-- What the task requires --
Take every line that has the string "this" and copy it out.

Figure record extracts
+++++
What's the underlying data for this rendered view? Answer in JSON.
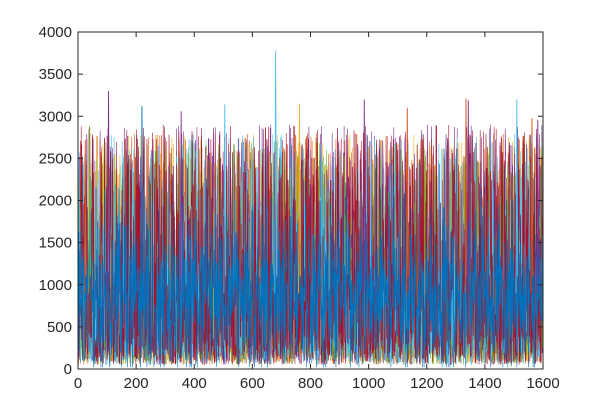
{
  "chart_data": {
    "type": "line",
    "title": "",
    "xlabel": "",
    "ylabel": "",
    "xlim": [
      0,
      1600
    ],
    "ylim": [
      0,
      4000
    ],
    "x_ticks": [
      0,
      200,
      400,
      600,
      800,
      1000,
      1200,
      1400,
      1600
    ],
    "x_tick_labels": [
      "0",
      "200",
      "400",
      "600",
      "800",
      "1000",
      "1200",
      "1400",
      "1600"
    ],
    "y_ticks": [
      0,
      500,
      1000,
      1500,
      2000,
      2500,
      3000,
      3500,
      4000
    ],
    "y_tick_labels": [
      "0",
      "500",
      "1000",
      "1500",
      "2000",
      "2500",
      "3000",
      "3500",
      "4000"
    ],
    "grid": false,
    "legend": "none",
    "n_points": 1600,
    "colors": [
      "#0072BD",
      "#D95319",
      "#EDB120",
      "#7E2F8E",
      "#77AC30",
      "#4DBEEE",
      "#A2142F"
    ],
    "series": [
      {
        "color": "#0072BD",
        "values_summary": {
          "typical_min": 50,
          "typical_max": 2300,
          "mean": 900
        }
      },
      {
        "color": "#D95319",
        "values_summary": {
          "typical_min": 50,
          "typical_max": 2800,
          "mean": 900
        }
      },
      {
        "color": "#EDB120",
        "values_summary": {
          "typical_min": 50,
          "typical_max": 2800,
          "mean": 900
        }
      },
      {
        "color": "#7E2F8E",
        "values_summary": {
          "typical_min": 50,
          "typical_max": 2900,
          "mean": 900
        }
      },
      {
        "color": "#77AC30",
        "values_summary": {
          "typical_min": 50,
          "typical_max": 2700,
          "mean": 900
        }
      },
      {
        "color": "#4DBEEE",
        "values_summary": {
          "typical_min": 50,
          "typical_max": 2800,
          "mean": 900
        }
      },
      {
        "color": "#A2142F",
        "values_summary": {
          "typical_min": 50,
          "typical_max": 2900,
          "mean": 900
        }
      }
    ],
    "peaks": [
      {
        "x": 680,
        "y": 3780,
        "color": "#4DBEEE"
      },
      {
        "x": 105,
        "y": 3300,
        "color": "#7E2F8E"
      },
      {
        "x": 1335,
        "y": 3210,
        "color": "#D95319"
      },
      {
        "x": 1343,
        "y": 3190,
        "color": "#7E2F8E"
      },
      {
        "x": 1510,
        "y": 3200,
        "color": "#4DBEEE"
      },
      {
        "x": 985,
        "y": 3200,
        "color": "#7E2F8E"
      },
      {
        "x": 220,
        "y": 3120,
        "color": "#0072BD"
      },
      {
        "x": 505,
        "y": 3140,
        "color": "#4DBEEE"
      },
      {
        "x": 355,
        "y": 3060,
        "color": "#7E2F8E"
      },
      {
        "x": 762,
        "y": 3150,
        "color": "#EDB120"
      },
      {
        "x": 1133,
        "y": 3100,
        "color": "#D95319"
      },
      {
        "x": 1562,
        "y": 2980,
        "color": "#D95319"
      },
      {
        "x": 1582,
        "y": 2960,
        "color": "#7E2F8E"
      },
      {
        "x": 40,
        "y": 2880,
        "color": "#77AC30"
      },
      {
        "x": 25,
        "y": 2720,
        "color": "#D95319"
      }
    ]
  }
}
+++++
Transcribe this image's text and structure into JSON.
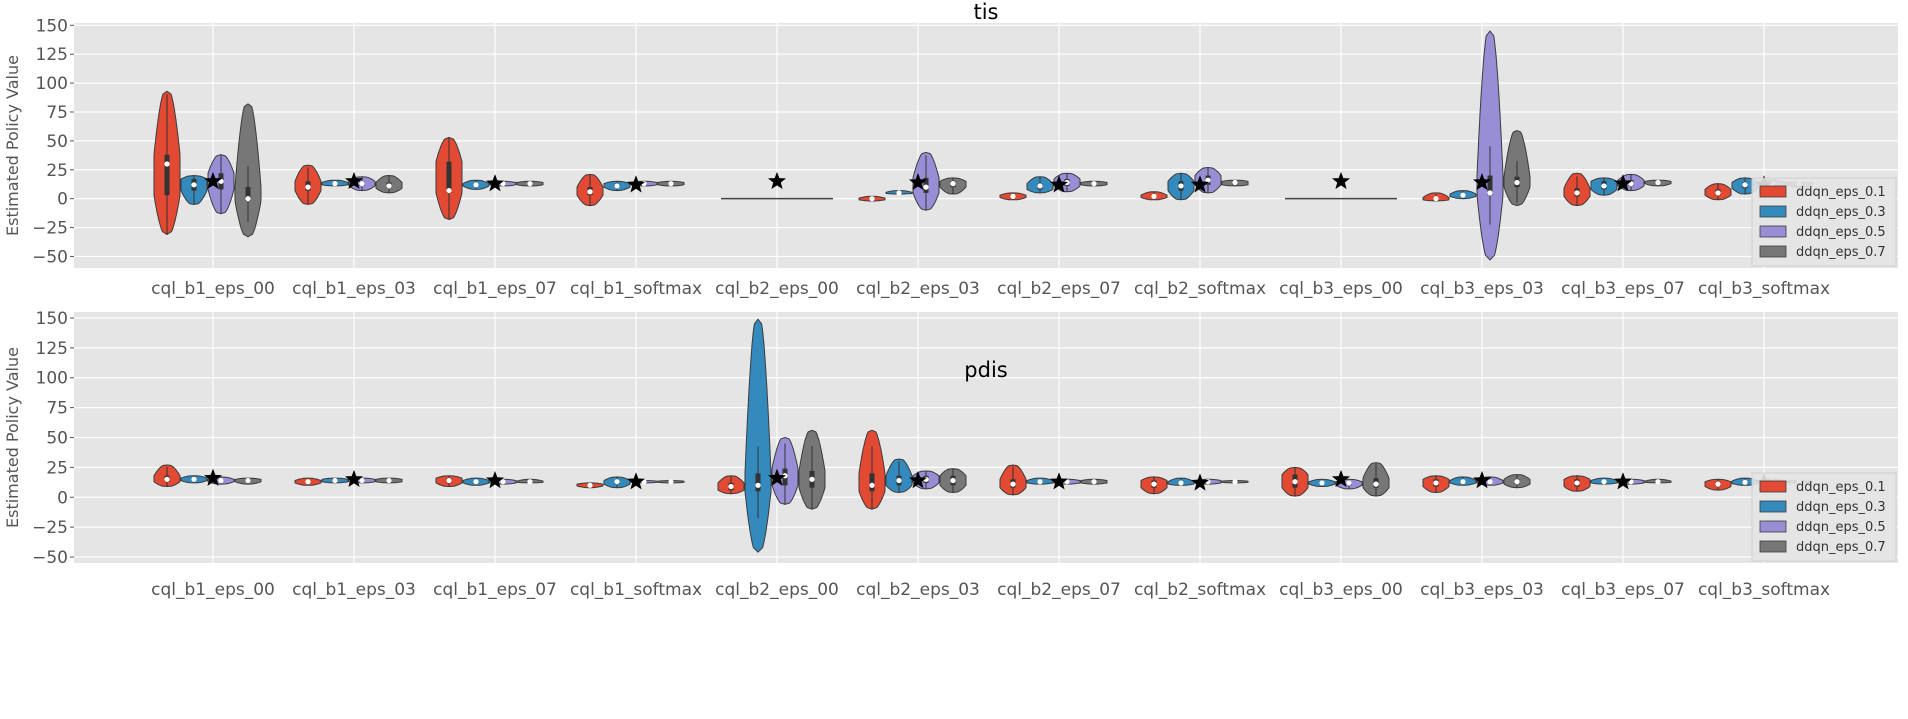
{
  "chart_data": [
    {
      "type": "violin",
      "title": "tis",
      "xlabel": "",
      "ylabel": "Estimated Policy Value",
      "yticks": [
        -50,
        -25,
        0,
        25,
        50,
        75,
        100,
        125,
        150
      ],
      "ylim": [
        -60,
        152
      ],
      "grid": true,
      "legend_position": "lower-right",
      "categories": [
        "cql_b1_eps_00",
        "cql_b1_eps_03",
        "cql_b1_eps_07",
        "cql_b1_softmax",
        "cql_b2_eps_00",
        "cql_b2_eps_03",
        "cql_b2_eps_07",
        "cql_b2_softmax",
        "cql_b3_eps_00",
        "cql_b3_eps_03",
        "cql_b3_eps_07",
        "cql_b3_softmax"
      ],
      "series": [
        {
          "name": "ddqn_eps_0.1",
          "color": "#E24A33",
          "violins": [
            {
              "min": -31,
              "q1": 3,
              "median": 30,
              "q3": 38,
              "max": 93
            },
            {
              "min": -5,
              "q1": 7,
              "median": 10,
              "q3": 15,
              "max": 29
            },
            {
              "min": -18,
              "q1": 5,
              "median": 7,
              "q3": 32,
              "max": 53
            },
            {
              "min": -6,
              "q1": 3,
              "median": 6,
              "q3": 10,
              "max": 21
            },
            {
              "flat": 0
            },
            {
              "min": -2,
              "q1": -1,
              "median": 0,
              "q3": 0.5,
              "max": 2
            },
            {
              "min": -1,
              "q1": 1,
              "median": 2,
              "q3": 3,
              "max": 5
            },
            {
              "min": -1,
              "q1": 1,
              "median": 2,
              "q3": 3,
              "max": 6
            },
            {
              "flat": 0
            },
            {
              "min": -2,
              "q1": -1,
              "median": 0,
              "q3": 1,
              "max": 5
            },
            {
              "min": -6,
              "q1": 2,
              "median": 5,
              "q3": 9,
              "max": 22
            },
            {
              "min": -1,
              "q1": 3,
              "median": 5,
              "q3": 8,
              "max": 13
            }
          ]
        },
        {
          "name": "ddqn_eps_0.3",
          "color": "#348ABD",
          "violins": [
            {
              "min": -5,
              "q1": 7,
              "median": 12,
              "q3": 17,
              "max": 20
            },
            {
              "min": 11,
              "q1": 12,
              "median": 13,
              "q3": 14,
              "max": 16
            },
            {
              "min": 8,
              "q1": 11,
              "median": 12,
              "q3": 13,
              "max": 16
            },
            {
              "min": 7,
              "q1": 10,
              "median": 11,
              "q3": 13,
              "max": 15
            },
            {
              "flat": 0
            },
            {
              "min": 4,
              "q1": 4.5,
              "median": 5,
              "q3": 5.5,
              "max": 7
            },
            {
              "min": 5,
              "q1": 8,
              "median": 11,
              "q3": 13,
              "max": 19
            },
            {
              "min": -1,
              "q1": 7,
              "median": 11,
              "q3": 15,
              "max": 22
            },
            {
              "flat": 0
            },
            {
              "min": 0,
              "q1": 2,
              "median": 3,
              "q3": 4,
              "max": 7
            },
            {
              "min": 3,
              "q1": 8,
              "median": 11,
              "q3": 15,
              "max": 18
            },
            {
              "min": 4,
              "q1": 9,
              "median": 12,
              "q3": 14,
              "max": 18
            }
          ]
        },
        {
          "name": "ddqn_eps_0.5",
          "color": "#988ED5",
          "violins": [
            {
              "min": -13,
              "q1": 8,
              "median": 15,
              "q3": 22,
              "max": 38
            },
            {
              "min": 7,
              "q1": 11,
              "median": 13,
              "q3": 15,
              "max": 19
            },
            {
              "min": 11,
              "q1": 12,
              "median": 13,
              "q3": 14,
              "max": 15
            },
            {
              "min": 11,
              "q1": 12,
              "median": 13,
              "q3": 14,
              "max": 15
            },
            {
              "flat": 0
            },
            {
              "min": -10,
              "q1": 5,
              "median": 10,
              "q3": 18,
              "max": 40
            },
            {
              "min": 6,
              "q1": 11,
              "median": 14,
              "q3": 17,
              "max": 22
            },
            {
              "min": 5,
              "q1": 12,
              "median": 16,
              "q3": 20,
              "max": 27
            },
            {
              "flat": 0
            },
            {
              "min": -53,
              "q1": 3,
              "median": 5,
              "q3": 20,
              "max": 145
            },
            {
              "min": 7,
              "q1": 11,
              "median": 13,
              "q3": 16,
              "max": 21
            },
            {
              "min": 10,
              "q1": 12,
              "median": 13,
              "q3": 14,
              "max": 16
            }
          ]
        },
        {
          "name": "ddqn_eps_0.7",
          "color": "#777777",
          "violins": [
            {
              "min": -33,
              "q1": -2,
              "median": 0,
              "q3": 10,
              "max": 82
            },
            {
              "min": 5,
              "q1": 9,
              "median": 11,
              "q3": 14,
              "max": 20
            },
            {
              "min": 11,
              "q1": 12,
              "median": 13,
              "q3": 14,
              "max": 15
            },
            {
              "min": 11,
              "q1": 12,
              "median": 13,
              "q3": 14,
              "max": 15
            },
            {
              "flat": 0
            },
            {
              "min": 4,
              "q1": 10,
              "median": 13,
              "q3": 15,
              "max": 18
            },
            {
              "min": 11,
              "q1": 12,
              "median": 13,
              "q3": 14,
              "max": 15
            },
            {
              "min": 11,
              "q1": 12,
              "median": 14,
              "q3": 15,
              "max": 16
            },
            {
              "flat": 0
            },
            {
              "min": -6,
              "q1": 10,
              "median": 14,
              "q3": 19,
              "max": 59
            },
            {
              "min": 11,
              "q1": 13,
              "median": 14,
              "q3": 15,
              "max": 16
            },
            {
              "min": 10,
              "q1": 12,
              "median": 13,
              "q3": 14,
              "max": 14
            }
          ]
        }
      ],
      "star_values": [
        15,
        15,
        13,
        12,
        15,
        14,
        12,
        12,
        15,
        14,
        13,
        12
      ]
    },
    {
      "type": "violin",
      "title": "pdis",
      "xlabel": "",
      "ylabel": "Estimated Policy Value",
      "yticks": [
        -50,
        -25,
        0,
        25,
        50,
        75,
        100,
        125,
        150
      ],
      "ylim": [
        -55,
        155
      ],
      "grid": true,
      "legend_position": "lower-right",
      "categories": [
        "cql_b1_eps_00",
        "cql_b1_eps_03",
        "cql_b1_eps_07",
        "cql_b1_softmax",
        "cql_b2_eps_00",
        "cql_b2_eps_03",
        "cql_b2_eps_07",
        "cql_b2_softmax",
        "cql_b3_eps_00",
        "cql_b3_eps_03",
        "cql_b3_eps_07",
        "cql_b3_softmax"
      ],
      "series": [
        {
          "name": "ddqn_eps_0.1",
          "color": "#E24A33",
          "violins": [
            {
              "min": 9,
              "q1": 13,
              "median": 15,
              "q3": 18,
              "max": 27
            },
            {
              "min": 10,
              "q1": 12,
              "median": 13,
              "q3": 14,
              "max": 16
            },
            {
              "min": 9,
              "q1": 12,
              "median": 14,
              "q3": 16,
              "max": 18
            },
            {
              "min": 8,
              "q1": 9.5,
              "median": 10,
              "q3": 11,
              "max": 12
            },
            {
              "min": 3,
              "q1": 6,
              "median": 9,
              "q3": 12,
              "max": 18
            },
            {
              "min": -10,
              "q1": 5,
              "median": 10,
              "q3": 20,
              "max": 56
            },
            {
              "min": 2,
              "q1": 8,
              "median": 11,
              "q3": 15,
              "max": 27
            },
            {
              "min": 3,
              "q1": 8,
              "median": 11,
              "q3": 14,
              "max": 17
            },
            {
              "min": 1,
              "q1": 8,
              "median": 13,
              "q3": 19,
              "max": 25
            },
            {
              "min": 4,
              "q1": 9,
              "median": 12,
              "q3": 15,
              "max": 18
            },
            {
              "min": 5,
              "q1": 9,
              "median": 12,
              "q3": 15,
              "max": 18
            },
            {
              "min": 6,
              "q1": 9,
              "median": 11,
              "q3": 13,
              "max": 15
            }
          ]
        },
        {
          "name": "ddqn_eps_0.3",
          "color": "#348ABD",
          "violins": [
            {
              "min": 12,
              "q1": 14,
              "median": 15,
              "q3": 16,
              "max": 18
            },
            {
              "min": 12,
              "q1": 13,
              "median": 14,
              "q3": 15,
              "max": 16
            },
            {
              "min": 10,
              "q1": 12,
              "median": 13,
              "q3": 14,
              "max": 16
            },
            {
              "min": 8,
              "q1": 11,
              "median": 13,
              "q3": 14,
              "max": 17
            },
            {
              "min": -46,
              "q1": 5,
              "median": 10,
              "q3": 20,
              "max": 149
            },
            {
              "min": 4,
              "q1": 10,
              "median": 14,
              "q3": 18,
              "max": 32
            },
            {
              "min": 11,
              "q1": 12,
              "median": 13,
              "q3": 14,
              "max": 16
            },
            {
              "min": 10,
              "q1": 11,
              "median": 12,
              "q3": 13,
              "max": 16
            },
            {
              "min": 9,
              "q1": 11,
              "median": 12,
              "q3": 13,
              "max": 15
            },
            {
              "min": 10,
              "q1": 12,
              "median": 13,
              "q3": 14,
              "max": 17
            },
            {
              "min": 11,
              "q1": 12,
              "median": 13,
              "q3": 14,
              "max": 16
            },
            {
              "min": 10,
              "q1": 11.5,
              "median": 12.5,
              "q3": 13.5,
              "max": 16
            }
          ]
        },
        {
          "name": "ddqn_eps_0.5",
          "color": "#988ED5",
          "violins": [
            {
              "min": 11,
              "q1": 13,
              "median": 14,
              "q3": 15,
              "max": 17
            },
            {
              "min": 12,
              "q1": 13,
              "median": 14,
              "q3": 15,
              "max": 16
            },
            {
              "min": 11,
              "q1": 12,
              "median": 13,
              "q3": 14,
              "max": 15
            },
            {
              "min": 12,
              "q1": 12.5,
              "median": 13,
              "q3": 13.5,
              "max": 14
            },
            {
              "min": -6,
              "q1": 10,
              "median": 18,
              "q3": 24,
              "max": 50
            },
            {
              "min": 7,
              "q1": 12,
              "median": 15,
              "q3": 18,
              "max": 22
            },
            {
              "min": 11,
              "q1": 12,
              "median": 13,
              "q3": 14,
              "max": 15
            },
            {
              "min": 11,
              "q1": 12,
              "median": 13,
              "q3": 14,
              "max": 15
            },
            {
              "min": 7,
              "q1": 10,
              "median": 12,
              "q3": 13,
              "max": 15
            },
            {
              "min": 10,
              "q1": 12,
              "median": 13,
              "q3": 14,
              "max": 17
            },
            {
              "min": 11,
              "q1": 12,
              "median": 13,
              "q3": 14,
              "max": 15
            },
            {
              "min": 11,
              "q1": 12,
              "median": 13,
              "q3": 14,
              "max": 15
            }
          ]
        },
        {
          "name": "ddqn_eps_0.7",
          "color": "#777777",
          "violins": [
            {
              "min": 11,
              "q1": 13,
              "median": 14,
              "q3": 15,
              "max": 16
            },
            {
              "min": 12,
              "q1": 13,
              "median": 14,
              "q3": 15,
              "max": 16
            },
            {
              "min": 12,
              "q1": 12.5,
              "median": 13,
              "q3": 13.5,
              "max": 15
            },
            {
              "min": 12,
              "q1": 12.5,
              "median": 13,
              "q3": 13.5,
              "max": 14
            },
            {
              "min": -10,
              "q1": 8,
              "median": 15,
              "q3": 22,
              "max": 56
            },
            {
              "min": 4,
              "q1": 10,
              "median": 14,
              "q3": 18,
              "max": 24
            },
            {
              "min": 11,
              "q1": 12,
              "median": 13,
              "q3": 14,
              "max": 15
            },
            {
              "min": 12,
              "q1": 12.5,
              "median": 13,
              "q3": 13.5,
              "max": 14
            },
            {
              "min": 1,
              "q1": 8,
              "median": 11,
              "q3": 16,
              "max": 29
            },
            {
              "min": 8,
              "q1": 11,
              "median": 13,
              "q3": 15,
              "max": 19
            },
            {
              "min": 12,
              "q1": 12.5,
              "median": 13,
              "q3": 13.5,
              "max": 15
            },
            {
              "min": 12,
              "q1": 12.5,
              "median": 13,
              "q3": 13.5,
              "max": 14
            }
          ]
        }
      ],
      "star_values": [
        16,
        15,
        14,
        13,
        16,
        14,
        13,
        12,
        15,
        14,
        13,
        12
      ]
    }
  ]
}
+++++
-- Full solution --
What's the underlying data for this rendered view? Answer in JSON.
Transcribe this image's text and structure into JSON.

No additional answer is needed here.